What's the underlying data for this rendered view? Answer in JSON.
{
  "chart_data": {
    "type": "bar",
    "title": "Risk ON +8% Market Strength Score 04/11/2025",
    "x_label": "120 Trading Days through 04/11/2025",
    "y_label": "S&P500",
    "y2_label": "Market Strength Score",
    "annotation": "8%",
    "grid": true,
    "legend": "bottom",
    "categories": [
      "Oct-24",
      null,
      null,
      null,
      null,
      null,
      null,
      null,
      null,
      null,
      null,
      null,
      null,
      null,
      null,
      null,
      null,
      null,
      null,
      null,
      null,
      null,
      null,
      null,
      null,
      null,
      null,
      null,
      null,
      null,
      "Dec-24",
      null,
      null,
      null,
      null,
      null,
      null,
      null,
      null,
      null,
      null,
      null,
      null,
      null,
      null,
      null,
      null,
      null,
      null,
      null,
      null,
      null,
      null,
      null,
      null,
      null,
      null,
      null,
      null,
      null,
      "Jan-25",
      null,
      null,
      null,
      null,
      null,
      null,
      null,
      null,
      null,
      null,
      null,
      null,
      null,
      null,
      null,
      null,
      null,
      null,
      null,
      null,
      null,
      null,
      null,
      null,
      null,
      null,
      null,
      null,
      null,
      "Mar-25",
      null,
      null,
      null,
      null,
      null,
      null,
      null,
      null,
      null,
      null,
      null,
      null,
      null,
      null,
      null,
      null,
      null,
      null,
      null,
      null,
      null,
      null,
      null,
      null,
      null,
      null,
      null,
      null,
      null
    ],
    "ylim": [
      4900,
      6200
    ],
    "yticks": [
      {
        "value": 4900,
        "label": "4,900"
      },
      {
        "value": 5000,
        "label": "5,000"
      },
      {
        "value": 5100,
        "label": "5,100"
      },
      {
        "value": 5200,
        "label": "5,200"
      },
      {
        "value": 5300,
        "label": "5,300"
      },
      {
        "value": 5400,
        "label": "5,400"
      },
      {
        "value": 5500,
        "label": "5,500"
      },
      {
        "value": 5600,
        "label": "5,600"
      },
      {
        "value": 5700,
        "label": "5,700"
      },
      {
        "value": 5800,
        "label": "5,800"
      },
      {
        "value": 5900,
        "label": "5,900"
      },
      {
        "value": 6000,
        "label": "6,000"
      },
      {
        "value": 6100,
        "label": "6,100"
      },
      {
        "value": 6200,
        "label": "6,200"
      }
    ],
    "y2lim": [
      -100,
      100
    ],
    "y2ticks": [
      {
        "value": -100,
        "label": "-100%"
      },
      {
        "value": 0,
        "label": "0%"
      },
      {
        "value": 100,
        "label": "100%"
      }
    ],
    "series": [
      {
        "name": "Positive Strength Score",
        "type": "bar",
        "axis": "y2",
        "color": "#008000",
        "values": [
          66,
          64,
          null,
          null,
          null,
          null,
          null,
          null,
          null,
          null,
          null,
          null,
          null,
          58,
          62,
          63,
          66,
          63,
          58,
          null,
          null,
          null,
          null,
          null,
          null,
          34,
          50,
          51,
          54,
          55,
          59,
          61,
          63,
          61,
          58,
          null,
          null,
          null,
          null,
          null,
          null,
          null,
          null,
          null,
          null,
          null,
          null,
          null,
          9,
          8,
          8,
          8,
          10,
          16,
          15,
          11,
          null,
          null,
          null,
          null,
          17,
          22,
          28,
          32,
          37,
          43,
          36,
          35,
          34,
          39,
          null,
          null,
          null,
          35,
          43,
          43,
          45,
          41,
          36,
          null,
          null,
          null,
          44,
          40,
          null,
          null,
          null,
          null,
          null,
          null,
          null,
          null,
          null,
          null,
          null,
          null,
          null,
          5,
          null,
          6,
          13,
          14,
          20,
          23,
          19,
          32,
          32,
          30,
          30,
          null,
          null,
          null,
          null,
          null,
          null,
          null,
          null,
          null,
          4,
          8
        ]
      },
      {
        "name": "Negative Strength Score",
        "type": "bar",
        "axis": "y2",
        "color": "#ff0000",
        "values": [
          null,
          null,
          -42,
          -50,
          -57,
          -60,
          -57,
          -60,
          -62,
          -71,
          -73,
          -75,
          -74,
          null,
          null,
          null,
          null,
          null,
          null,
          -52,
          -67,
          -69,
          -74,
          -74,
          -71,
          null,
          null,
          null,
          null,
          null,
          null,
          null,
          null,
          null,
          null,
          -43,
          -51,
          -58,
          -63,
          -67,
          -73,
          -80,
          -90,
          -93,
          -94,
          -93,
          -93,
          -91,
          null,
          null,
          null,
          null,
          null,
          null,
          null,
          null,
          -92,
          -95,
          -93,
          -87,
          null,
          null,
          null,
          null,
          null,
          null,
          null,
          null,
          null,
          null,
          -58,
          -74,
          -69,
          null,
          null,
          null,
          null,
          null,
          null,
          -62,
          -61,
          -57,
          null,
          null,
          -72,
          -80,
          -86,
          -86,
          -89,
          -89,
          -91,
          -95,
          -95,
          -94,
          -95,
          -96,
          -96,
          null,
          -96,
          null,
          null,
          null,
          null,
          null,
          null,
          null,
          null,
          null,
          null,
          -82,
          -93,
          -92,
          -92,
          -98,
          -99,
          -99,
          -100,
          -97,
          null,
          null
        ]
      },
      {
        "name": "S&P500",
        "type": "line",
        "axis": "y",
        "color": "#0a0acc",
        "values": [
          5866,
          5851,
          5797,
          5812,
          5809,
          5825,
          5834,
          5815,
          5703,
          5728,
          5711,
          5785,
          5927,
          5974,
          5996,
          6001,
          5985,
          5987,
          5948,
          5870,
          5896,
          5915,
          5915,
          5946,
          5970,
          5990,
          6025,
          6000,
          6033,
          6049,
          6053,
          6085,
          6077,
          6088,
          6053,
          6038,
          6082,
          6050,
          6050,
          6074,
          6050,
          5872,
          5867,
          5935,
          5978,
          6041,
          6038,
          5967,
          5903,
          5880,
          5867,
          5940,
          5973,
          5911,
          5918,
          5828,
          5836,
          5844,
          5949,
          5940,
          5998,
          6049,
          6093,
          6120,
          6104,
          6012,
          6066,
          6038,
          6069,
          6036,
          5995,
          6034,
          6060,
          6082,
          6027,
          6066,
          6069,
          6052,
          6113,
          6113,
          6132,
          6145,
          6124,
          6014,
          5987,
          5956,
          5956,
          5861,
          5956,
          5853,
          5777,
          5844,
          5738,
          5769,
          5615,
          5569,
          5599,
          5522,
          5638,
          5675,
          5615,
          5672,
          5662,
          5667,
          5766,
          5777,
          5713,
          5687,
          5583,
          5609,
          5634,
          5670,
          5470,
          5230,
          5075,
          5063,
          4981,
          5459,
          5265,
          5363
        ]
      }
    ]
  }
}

▬▬▬▬▬▬▬▬▬▬

WORK REQUIRED =
Each line of the material above must be retyped precisely.

WRITTEN REPLY =
What's the underlying data for this rendered view? Answer in JSON.
{
  "chart_data": {
    "type": "bar",
    "title": "Risk ON +8% Market Strength Score 04/11/2025",
    "x_label": "120 Trading Days through 04/11/2025",
    "y_label": "S&P500",
    "y2_label": "Market Strength Score",
    "annotation": "8%",
    "grid": true,
    "legend": "bottom",
    "categories": [
      "Oct-24",
      null,
      null,
      null,
      null,
      null,
      null,
      null,
      null,
      null,
      null,
      null,
      null,
      null,
      null,
      null,
      null,
      null,
      null,
      null,
      null,
      null,
      null,
      null,
      null,
      null,
      null,
      null,
      null,
      null,
      "Dec-24",
      null,
      null,
      null,
      null,
      null,
      null,
      null,
      null,
      null,
      null,
      null,
      null,
      null,
      null,
      null,
      null,
      null,
      null,
      null,
      null,
      null,
      null,
      null,
      null,
      null,
      null,
      null,
      null,
      null,
      "Jan-25",
      null,
      null,
      null,
      null,
      null,
      null,
      null,
      null,
      null,
      null,
      null,
      null,
      null,
      null,
      null,
      null,
      null,
      null,
      null,
      null,
      null,
      null,
      null,
      null,
      null,
      null,
      null,
      null,
      null,
      "Mar-25",
      null,
      null,
      null,
      null,
      null,
      null,
      null,
      null,
      null,
      null,
      null,
      null,
      null,
      null,
      null,
      null,
      null,
      null,
      null,
      null,
      null,
      null,
      null,
      null,
      null,
      null,
      null,
      null,
      null
    ],
    "ylim": [
      4900,
      6200
    ],
    "yticks": [
      {
        "value": 4900,
        "label": "4,900"
      },
      {
        "value": 5000,
        "label": "5,000"
      },
      {
        "value": 5100,
        "label": "5,100"
      },
      {
        "value": 5200,
        "label": "5,200"
      },
      {
        "value": 5300,
        "label": "5,300"
      },
      {
        "value": 5400,
        "label": "5,400"
      },
      {
        "value": 5500,
        "label": "5,500"
      },
      {
        "value": 5600,
        "label": "5,600"
      },
      {
        "value": 5700,
        "label": "5,700"
      },
      {
        "value": 5800,
        "label": "5,800"
      },
      {
        "value": 5900,
        "label": "5,900"
      },
      {
        "value": 6000,
        "label": "6,000"
      },
      {
        "value": 6100,
        "label": "6,100"
      },
      {
        "value": 6200,
        "label": "6,200"
      }
    ],
    "y2lim": [
      -100,
      100
    ],
    "y2ticks": [
      {
        "value": -100,
        "label": "-100%"
      },
      {
        "value": 0,
        "label": "0%"
      },
      {
        "value": 100,
        "label": "100%"
      }
    ],
    "series": [
      {
        "name": "Positive Strength Score",
        "type": "bar",
        "axis": "y2",
        "color": "#008000",
        "values": [
          66,
          64,
          null,
          null,
          null,
          null,
          null,
          null,
          null,
          null,
          null,
          null,
          null,
          58,
          62,
          63,
          66,
          63,
          58,
          null,
          null,
          null,
          null,
          null,
          null,
          34,
          50,
          51,
          54,
          55,
          59,
          61,
          63,
          61,
          58,
          null,
          null,
          null,
          null,
          null,
          null,
          null,
          null,
          null,
          null,
          null,
          null,
          null,
          9,
          8,
          8,
          8,
          10,
          16,
          15,
          11,
          null,
          null,
          null,
          null,
          17,
          22,
          28,
          32,
          37,
          43,
          36,
          35,
          34,
          39,
          null,
          null,
          null,
          35,
          43,
          43,
          45,
          41,
          36,
          null,
          null,
          null,
          44,
          40,
          null,
          null,
          null,
          null,
          null,
          null,
          null,
          null,
          null,
          null,
          null,
          null,
          null,
          5,
          null,
          6,
          13,
          14,
          20,
          23,
          19,
          32,
          32,
          30,
          30,
          null,
          null,
          null,
          null,
          null,
          null,
          null,
          null,
          null,
          4,
          8
        ]
      },
      {
        "name": "Negative Strength Score",
        "type": "bar",
        "axis": "y2",
        "color": "#ff0000",
        "values": [
          null,
          null,
          -42,
          -50,
          -57,
          -60,
          -57,
          -60,
          -62,
          -71,
          -73,
          -75,
          -74,
          null,
          null,
          null,
          null,
          null,
          null,
          -52,
          -67,
          -69,
          -74,
          -74,
          -71,
          null,
          null,
          null,
          null,
          null,
          null,
          null,
          null,
          null,
          null,
          -43,
          -51,
          -58,
          -63,
          -67,
          -73,
          -80,
          -90,
          -93,
          -94,
          -93,
          -93,
          -91,
          null,
          null,
          null,
          null,
          null,
          null,
          null,
          null,
          -92,
          -95,
          -93,
          -87,
          null,
          null,
          null,
          null,
          null,
          null,
          null,
          null,
          null,
          null,
          -58,
          -74,
          -69,
          null,
          null,
          null,
          null,
          null,
          null,
          -62,
          -61,
          -57,
          null,
          null,
          -72,
          -80,
          -86,
          -86,
          -89,
          -89,
          -91,
          -95,
          -95,
          -94,
          -95,
          -96,
          -96,
          null,
          -96,
          null,
          null,
          null,
          null,
          null,
          null,
          null,
          null,
          null,
          null,
          -82,
          -93,
          -92,
          -92,
          -98,
          -99,
          -99,
          -100,
          -97,
          null,
          null
        ]
      },
      {
        "name": "S&P500",
        "type": "line",
        "axis": "y",
        "color": "#0a0acc",
        "values": [
          5866,
          5851,
          5797,
          5812,
          5809,
          5825,
          5834,
          5815,
          5703,
          5728,
          5711,
          5785,
          5927,
          5974,
          5996,
          6001,
          5985,
          5987,
          5948,
          5870,
          5896,
          5915,
          5915,
          5946,
          5970,
          5990,
          6025,
          6000,
          6033,
          6049,
          6053,
          6085,
          6077,
          6088,
          6053,
          6038,
          6082,
          6050,
          6050,
          6074,
          6050,
          5872,
          5867,
          5935,
          5978,
          6041,
          6038,
          5967,
          5903,
          5880,
          5867,
          5940,
          5973,
          5911,
          5918,
          5828,
          5836,
          5844,
          5949,
          5940,
          5998,
          6049,
          6093,
          6120,
          6104,
          6012,
          6066,
          6038,
          6069,
          6036,
          5995,
          6034,
          6060,
          6082,
          6027,
          6066,
          6069,
          6052,
          6113,
          6113,
          6132,
          6145,
          6124,
          6014,
          5987,
          5956,
          5956,
          5861,
          5956,
          5853,
          5777,
          5844,
          5738,
          5769,
          5615,
          5569,
          5599,
          5522,
          5638,
          5675,
          5615,
          5672,
          5662,
          5667,
          5766,
          5777,
          5713,
          5687,
          5583,
          5609,
          5634,
          5670,
          5470,
          5230,
          5075,
          5063,
          4981,
          5459,
          5265,
          5363
        ]
      }
    ]
  }
}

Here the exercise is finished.